*TASK PROMPT*.
Go through the entries below and collect each line with the string "missing" in it.

*SOURCE MATERIAL*.

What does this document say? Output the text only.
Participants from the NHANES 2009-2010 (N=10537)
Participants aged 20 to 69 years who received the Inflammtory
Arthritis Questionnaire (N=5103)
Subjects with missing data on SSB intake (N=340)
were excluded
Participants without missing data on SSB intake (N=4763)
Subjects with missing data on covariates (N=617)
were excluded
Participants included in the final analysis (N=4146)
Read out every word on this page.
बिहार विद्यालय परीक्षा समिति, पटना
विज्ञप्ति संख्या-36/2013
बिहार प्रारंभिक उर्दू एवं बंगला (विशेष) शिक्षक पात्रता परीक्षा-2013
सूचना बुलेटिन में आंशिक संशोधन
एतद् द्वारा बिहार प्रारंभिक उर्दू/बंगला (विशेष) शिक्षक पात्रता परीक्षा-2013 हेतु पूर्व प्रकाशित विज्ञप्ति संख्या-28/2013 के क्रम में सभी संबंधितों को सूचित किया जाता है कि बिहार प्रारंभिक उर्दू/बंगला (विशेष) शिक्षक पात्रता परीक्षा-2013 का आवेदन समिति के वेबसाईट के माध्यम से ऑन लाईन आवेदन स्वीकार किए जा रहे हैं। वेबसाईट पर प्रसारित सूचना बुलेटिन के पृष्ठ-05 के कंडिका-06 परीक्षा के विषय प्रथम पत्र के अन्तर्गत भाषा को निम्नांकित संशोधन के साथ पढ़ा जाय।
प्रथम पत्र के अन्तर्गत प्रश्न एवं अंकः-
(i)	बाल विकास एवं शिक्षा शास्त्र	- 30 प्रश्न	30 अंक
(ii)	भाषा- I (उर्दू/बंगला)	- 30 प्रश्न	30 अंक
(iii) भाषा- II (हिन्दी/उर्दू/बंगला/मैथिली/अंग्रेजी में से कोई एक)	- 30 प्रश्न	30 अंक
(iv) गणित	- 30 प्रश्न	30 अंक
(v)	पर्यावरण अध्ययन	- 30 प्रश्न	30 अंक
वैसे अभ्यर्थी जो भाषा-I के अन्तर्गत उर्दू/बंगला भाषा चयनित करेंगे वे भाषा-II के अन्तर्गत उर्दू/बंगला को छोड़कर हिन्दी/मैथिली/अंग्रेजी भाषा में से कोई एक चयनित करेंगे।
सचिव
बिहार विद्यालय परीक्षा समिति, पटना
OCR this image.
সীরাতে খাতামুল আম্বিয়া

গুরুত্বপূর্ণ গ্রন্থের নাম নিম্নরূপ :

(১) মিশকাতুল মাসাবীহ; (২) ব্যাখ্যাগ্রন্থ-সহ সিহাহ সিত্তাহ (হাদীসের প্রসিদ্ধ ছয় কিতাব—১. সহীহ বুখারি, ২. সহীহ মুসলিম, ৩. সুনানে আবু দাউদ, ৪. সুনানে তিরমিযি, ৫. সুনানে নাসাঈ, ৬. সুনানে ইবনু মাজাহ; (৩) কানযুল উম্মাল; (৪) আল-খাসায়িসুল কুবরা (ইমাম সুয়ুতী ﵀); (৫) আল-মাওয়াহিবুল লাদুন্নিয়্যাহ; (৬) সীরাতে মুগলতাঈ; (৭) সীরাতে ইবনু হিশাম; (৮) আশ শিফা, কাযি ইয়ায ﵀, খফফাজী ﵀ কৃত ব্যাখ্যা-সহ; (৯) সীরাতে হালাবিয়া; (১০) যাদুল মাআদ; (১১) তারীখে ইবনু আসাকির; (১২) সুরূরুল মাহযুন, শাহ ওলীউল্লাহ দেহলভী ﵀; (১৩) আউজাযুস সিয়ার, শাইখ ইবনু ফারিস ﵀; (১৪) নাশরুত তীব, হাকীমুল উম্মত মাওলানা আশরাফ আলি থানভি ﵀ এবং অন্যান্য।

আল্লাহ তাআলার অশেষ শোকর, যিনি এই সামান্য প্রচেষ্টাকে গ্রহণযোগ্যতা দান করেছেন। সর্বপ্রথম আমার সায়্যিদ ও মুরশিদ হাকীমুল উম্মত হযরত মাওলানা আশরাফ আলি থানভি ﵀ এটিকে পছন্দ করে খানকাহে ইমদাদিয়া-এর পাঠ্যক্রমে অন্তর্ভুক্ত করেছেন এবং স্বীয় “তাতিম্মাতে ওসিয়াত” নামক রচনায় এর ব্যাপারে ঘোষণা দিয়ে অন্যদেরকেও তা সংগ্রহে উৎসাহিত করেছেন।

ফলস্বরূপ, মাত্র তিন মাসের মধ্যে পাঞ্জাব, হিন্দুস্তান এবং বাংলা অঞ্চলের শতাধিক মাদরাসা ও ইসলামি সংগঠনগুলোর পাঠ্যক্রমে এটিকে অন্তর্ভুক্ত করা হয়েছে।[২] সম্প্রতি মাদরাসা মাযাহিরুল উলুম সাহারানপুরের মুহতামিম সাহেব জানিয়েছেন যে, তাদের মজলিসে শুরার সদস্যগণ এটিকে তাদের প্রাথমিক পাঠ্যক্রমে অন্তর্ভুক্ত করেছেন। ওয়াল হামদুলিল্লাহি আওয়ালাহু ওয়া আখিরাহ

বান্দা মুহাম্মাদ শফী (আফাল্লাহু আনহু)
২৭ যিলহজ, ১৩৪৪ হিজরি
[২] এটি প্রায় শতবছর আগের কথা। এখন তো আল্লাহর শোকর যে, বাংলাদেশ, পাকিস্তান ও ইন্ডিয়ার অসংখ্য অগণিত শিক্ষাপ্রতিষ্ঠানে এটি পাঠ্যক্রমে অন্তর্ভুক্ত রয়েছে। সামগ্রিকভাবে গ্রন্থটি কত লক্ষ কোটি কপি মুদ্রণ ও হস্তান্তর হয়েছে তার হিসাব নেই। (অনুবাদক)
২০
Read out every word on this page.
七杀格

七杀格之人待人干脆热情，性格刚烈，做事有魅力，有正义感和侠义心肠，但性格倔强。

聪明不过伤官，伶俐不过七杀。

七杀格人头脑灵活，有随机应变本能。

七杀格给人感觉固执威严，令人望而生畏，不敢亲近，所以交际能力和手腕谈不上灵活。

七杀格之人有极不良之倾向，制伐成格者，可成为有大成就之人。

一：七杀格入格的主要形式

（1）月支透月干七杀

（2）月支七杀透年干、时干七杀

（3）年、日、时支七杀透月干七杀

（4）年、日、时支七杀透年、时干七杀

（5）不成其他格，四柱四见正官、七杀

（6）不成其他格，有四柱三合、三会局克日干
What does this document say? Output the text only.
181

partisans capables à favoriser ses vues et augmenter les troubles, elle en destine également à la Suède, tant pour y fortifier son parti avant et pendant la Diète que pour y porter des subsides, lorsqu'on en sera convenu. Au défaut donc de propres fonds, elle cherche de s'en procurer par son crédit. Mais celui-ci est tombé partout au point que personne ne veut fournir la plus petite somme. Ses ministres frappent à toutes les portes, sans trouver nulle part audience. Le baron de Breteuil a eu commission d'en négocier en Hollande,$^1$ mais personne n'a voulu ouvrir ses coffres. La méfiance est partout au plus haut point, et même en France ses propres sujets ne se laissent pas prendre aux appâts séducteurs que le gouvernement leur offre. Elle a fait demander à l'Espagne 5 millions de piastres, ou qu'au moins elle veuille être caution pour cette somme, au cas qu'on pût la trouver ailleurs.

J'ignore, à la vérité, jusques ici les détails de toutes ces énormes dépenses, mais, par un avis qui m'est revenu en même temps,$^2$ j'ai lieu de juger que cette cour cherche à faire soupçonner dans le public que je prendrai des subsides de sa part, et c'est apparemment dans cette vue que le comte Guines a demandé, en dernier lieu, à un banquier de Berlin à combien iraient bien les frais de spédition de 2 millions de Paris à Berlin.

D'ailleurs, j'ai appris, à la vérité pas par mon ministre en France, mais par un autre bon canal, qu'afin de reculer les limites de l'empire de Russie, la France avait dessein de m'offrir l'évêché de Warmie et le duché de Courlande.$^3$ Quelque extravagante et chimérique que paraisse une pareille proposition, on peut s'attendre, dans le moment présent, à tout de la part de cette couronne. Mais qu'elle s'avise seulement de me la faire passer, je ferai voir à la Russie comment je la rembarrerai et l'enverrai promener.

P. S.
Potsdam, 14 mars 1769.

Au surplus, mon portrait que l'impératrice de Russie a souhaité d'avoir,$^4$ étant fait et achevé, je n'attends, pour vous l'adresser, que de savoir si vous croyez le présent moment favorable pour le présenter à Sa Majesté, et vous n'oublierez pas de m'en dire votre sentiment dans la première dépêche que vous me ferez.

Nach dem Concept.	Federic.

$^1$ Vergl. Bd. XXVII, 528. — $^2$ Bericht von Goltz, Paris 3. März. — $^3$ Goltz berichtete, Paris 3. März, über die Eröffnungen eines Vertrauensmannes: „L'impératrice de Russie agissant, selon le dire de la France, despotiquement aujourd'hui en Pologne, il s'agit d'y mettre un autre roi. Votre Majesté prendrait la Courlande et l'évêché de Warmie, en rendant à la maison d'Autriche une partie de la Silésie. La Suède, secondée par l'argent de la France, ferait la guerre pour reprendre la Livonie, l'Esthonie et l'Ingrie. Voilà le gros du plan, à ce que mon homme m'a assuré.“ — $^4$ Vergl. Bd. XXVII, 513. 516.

*TASK ANSWER*.
Subjects with missing data on SSB intake (N=340)
Participants without missing data on SSB intake (N=4763)
Subjects with missing data on covariates (N=617)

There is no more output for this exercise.